- EXTRACTED ENTRIES
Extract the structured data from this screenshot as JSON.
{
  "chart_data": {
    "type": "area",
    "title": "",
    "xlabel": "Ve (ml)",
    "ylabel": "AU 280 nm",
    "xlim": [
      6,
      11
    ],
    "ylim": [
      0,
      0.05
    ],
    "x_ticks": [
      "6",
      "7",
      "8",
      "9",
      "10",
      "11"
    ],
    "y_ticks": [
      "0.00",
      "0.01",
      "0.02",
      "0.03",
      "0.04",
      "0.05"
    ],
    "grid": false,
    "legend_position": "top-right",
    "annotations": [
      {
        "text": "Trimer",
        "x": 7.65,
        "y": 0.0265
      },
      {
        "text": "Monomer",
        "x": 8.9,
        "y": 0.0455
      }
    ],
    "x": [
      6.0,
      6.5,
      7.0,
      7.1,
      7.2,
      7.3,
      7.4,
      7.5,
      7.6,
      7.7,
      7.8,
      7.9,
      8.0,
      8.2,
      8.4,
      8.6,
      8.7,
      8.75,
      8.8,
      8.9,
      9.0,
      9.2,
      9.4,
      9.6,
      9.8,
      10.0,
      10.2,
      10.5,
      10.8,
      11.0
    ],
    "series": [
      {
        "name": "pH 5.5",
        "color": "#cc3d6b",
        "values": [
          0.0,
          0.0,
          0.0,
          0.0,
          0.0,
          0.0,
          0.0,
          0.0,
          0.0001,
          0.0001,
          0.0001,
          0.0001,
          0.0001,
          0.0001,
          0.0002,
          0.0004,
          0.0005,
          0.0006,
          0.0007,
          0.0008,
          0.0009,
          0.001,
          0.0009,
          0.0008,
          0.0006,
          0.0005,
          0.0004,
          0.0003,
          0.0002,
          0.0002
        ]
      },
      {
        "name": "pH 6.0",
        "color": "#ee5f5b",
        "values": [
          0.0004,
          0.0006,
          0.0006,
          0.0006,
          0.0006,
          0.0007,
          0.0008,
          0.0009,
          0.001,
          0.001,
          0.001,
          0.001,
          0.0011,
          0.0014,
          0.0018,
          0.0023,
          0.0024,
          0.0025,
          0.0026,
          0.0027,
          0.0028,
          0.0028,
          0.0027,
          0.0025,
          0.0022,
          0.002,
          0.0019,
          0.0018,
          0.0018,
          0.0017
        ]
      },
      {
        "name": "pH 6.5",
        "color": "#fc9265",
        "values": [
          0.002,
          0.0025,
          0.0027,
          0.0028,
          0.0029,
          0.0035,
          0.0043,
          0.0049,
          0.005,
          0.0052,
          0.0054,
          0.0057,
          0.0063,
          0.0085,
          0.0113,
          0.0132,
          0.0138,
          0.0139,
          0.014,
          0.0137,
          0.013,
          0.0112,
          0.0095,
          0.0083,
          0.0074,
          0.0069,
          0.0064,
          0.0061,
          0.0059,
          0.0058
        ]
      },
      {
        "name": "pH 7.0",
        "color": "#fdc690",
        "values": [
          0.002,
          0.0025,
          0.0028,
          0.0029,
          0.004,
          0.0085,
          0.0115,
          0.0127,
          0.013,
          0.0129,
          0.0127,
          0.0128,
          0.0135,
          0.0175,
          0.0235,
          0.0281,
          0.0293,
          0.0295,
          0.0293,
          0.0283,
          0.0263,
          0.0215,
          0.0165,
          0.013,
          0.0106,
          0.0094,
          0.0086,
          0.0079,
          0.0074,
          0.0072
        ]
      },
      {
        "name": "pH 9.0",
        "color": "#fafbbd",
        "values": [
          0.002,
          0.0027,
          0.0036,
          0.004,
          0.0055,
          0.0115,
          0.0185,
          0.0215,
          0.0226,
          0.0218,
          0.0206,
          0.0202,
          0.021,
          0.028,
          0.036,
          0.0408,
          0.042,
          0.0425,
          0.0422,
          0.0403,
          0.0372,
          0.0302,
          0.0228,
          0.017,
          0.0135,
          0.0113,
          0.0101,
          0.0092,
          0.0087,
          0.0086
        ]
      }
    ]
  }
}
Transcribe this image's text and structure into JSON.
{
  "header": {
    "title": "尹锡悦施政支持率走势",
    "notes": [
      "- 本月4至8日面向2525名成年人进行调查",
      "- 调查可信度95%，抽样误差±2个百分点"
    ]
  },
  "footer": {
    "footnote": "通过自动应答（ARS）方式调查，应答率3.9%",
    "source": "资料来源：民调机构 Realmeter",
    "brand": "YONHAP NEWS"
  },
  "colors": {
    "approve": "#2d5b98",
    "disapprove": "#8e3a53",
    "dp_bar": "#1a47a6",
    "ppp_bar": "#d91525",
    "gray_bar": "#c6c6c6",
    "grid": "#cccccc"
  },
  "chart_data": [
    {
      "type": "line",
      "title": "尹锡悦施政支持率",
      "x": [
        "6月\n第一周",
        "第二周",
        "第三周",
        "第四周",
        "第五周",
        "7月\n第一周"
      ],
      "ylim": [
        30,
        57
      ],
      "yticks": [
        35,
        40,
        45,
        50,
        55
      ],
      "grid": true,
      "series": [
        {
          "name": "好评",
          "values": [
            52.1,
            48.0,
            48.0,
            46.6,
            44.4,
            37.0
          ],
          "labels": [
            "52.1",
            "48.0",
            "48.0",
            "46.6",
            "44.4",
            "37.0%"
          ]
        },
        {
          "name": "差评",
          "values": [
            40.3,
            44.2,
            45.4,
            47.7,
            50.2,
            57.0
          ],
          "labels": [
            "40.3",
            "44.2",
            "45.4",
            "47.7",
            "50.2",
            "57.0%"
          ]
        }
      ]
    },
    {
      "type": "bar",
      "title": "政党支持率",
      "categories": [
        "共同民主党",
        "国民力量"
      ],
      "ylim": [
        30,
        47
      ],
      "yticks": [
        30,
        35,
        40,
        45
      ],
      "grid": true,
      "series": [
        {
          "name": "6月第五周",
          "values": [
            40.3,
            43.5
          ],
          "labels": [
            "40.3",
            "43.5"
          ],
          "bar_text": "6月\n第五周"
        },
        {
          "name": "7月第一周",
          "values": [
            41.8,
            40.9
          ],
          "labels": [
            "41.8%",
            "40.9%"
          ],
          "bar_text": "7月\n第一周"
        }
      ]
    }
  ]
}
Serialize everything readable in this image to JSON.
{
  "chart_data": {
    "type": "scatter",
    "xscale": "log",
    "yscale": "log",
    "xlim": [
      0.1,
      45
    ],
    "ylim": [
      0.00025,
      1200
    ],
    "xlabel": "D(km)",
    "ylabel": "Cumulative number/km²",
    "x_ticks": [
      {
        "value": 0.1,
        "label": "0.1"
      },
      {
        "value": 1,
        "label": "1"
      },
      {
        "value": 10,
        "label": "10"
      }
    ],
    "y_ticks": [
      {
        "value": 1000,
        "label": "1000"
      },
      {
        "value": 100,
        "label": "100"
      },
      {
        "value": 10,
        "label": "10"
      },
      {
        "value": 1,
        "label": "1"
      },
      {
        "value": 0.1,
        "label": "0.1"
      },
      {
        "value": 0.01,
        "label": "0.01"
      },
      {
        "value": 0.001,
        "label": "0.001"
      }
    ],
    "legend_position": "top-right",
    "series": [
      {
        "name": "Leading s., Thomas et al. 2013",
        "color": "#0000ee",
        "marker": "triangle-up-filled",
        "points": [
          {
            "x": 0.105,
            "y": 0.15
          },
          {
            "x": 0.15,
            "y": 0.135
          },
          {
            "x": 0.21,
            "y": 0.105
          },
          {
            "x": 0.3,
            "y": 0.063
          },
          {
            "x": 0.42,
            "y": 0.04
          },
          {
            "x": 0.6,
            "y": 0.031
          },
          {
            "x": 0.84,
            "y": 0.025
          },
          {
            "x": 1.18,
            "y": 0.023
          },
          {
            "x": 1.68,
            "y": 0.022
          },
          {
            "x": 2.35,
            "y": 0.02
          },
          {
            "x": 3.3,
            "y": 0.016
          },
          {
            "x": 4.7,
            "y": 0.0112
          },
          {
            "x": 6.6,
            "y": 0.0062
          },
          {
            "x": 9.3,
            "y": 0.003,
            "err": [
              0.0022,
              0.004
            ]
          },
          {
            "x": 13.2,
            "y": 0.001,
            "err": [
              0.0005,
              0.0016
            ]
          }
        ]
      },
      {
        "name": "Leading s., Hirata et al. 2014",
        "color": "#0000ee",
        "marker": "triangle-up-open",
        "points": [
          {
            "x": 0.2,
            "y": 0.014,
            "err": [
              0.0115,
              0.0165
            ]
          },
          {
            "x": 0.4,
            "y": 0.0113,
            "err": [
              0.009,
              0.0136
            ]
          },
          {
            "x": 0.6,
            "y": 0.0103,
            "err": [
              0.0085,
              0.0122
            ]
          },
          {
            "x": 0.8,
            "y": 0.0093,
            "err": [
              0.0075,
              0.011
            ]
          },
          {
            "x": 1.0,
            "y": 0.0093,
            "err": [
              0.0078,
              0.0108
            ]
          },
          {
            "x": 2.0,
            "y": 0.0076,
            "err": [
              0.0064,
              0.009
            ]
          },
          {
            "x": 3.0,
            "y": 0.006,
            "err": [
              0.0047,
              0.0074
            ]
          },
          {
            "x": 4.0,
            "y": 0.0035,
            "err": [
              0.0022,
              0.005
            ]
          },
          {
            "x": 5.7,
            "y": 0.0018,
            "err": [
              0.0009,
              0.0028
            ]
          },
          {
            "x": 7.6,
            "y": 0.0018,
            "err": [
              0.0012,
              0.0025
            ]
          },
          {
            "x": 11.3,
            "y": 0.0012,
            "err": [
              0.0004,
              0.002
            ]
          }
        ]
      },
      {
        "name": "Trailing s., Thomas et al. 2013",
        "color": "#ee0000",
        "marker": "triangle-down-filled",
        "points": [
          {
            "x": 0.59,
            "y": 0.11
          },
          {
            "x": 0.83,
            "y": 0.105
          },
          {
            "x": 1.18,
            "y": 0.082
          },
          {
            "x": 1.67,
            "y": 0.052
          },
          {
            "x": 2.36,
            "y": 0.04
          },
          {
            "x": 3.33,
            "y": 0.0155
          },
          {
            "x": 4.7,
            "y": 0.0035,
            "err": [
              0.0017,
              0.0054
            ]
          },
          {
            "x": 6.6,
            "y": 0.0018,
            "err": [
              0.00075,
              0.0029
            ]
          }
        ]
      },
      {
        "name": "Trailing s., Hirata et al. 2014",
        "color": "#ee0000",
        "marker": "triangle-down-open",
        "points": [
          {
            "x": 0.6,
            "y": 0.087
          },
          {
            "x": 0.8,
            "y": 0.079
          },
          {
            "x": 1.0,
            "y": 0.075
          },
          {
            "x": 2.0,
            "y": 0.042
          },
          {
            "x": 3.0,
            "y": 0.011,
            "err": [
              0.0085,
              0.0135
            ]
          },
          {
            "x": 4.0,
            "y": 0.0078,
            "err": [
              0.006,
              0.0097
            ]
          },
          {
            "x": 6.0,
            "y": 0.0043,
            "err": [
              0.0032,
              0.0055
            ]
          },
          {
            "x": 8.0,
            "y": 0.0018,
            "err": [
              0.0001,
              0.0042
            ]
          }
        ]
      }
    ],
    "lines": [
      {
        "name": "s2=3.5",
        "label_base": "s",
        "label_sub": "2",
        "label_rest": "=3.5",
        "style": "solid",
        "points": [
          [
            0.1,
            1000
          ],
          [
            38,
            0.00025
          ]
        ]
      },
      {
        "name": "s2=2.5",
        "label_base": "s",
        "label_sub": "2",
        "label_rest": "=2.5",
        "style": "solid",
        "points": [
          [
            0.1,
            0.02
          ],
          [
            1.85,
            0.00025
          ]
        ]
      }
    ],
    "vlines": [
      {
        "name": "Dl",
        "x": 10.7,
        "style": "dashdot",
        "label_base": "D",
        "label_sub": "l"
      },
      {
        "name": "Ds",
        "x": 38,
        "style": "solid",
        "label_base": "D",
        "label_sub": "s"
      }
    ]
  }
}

- GOAL
Pick each line holding the word "title" out of the listing.

- EXERCISE OUTPUT
    "title": "",
    "title": "尹锡悦施政支持率走势",
      "title": "尹锡悦施政支持率",
      "title": "政党支持率",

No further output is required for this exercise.